**Exercise**
From the entries below, gather every line containing the string "retail".

**Information supplied**

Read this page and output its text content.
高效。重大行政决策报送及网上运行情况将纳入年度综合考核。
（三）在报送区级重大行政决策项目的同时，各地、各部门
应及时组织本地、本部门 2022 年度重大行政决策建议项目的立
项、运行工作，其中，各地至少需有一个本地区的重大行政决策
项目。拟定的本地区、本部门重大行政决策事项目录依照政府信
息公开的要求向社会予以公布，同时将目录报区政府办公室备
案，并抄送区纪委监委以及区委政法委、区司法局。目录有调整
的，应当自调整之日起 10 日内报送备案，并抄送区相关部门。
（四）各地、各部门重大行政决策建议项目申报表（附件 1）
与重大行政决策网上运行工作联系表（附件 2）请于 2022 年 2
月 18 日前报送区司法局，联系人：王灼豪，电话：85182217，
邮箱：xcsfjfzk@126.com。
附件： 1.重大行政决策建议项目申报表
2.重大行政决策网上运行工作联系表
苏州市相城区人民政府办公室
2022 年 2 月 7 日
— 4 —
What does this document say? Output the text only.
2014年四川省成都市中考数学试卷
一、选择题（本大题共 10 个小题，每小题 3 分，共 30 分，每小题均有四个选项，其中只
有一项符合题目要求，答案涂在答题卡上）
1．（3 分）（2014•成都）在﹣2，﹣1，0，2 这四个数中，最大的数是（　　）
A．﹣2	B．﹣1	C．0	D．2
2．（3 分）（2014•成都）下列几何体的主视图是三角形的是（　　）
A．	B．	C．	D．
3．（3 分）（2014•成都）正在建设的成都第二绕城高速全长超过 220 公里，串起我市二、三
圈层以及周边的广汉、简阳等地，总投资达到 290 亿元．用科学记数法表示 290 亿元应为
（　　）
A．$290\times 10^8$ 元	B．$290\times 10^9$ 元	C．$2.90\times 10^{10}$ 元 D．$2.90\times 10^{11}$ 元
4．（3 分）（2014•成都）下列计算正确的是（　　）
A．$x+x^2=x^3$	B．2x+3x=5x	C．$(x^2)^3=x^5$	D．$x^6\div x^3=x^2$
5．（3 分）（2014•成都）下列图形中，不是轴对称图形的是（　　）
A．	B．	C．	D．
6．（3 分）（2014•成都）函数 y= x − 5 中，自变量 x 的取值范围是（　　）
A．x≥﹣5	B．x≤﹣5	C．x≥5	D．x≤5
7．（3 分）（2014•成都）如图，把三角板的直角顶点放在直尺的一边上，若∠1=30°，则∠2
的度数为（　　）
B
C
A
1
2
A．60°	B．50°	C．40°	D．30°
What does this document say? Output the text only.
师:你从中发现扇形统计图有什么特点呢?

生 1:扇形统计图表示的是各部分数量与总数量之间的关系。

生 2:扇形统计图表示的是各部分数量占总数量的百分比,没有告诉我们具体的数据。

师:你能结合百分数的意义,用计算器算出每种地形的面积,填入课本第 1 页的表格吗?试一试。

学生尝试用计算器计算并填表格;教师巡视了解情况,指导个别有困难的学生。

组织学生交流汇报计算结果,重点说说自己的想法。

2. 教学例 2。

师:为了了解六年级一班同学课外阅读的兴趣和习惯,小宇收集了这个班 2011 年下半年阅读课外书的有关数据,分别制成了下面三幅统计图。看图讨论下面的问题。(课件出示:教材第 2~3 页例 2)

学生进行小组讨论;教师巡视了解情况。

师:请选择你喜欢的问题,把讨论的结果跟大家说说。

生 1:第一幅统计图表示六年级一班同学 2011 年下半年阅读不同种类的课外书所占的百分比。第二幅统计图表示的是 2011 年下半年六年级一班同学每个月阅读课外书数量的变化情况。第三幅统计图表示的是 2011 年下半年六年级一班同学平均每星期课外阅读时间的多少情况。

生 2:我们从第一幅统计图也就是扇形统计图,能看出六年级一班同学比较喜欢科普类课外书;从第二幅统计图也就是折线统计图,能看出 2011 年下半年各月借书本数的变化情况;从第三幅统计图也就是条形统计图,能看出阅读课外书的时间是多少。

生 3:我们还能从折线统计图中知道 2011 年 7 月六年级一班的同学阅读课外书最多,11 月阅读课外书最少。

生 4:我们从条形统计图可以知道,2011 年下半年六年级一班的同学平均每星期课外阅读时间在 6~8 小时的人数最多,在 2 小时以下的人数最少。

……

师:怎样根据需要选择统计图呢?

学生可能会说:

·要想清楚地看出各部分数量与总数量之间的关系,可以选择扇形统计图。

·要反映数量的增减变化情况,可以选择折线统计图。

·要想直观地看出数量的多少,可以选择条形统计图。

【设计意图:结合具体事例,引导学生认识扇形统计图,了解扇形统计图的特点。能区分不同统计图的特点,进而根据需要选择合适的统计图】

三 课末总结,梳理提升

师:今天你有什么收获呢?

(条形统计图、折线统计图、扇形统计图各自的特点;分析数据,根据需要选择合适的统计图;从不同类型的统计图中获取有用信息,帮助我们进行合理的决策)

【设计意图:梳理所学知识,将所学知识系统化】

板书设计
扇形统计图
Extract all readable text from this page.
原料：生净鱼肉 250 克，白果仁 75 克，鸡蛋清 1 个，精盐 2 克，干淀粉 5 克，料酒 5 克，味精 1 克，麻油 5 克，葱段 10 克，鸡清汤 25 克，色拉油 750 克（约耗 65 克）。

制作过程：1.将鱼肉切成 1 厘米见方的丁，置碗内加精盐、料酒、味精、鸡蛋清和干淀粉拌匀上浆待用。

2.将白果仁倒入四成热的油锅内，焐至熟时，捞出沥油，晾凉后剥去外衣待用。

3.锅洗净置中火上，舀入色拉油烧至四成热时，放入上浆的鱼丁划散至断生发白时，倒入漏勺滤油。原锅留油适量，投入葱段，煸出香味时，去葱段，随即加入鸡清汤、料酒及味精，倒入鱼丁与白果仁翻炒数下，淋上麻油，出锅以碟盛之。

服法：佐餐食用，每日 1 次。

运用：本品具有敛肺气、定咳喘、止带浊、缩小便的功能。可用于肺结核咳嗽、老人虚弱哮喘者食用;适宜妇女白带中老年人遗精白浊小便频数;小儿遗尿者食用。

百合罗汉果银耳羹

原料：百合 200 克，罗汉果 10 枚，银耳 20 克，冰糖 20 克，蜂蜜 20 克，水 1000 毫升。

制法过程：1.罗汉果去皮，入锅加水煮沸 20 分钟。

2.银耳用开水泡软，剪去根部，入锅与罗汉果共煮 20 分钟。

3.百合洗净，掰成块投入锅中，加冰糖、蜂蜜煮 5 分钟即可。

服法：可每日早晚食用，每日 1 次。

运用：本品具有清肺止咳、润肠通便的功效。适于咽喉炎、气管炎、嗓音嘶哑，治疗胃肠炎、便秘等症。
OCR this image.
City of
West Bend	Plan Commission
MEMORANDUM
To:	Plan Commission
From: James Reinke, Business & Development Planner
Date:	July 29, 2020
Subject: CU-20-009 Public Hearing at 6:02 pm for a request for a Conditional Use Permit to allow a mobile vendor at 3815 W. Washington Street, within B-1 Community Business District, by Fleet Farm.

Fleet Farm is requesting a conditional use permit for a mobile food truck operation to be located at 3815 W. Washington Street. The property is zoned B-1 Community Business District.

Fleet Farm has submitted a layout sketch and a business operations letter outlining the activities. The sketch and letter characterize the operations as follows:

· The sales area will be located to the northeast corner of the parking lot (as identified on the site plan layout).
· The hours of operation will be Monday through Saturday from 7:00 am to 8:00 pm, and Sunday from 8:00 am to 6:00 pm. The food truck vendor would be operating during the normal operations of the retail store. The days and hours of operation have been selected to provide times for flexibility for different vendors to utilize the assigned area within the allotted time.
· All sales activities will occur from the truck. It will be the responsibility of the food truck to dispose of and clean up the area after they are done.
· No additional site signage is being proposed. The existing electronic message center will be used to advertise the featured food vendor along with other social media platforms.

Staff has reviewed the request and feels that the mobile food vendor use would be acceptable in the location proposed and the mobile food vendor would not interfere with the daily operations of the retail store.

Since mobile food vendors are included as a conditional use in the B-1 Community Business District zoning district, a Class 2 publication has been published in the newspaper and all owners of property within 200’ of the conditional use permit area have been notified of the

**Task solution**
· The hours of operation will be Monday through Saturday from 7:00 am to 8:00 pm, and Sunday from 8:00 am to 6:00 pm. The food truck vendor would be operating during the normal operations of the retail store. The days and hours of operation have been selected to provide times for flexibility for different vendors to utilize the assigned area within the allotted time.
Staff has reviewed the request and feels that the mobile food vendor use would be acceptable in the location proposed and the mobile food vendor would not interfere with the daily operations of the retail store.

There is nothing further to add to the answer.